- _EXERCISE AIM_
Report only the number of lines in the records that contain the word "this".

-*-

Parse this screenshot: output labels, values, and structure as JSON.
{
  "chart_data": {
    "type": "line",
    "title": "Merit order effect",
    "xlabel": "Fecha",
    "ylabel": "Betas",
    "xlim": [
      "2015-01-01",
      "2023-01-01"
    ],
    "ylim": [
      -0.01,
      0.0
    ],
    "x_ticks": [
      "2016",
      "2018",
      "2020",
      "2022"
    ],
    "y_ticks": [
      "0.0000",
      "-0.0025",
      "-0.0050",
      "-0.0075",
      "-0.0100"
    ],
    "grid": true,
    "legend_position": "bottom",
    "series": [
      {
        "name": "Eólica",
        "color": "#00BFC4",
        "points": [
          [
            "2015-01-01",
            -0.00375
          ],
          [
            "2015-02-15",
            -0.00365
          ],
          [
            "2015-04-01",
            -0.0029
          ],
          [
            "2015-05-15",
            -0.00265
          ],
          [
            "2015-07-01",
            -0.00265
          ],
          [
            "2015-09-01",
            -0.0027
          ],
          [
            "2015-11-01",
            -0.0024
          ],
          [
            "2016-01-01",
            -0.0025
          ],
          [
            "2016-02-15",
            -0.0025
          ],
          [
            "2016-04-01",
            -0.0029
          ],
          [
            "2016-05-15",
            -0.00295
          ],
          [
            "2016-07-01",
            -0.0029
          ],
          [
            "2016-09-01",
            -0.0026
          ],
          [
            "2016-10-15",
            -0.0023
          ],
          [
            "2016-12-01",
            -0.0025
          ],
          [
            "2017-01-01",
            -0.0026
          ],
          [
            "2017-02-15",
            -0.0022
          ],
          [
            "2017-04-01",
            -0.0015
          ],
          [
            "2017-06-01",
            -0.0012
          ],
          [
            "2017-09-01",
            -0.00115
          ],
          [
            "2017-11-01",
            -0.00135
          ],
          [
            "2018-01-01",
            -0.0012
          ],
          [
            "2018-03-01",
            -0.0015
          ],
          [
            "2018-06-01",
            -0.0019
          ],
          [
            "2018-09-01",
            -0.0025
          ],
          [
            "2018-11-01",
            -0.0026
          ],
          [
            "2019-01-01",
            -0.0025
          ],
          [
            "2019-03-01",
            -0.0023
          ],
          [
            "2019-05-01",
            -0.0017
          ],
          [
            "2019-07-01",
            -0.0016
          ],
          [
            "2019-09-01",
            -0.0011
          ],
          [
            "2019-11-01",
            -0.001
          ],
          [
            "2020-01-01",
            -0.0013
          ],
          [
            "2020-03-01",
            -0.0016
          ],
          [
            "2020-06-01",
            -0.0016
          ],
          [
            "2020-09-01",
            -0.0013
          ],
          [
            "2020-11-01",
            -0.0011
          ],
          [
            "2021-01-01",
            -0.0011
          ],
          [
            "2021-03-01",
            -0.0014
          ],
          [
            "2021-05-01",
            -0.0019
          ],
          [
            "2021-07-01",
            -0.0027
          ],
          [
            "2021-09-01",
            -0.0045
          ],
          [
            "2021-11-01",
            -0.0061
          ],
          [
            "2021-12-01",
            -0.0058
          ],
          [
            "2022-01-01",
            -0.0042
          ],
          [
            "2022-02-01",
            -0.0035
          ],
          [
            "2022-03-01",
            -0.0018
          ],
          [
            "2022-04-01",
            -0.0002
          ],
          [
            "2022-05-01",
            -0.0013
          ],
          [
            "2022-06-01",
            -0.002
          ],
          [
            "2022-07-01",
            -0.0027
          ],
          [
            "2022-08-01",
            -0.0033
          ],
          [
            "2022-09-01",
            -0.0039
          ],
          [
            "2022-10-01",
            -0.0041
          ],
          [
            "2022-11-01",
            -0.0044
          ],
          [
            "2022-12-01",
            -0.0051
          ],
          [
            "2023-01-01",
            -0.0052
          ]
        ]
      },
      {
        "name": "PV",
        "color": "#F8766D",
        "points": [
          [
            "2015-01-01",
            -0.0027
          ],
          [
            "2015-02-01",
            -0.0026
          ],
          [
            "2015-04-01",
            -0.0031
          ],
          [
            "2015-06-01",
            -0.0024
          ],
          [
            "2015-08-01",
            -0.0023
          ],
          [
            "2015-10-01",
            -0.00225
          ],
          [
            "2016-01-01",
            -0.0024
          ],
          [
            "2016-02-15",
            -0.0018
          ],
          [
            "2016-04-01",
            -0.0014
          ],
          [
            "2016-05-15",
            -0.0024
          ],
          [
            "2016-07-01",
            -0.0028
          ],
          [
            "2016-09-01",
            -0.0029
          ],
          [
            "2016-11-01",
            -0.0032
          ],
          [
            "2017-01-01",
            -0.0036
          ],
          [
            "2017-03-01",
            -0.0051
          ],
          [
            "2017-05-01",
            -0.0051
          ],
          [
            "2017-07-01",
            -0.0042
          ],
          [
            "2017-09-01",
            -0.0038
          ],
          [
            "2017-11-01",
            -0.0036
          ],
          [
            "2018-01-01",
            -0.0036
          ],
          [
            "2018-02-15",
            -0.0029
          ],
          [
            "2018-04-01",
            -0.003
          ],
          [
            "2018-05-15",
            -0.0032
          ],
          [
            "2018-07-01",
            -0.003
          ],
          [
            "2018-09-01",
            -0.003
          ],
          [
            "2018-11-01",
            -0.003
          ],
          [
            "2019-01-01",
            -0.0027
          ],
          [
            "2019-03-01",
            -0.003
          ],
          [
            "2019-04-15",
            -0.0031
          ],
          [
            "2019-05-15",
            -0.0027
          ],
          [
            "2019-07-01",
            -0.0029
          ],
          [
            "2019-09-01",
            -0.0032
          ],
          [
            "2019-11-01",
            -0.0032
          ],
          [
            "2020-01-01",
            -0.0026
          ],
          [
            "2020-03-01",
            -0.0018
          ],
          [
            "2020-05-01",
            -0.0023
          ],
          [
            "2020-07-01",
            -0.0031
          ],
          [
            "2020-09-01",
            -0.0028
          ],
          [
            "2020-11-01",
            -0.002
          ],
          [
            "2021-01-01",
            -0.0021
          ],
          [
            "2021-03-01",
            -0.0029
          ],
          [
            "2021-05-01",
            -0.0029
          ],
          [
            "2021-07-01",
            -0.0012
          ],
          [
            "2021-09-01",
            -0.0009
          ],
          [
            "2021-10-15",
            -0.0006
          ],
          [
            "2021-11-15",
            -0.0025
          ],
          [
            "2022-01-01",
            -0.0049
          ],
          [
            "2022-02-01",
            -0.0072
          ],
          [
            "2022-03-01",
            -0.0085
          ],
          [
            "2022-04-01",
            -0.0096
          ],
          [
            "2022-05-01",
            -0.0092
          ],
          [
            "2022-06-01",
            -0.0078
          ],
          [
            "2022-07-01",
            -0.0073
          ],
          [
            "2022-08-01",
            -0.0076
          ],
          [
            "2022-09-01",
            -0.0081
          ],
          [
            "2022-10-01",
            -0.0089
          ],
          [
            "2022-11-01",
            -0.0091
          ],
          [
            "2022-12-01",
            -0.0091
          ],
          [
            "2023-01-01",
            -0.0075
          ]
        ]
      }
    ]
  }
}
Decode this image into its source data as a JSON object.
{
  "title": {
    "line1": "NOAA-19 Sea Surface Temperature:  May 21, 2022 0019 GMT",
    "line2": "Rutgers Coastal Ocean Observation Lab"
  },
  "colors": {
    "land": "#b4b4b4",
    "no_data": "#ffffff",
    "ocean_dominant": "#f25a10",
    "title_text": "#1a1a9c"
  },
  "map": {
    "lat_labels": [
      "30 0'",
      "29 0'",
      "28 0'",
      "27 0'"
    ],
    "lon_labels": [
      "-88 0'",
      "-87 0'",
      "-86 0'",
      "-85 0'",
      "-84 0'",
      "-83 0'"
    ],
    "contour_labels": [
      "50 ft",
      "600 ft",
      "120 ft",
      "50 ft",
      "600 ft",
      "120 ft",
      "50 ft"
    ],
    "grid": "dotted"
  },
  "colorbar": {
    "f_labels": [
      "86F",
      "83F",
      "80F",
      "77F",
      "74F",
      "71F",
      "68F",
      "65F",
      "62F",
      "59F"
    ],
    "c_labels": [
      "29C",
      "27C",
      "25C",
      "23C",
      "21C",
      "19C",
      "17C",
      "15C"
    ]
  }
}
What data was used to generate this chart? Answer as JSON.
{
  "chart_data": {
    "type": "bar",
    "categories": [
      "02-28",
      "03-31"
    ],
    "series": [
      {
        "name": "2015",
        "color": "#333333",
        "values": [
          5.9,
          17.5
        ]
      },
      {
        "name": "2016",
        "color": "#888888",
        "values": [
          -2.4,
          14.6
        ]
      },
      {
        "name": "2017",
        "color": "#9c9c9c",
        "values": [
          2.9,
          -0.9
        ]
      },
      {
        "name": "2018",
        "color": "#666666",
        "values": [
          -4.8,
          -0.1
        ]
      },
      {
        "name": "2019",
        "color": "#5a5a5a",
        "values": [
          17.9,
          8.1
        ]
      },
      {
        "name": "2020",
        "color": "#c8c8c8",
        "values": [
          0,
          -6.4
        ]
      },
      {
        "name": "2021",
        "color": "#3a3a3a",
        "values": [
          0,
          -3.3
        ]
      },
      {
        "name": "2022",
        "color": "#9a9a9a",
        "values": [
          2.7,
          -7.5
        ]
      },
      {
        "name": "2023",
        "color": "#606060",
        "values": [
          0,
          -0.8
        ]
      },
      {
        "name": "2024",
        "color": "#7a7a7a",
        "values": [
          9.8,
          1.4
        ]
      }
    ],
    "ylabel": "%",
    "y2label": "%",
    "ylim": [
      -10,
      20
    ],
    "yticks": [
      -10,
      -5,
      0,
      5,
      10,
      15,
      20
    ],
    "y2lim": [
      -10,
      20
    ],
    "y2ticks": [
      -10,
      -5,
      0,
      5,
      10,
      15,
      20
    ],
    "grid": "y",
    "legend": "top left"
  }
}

-*-

- _THE SOLUTION_
3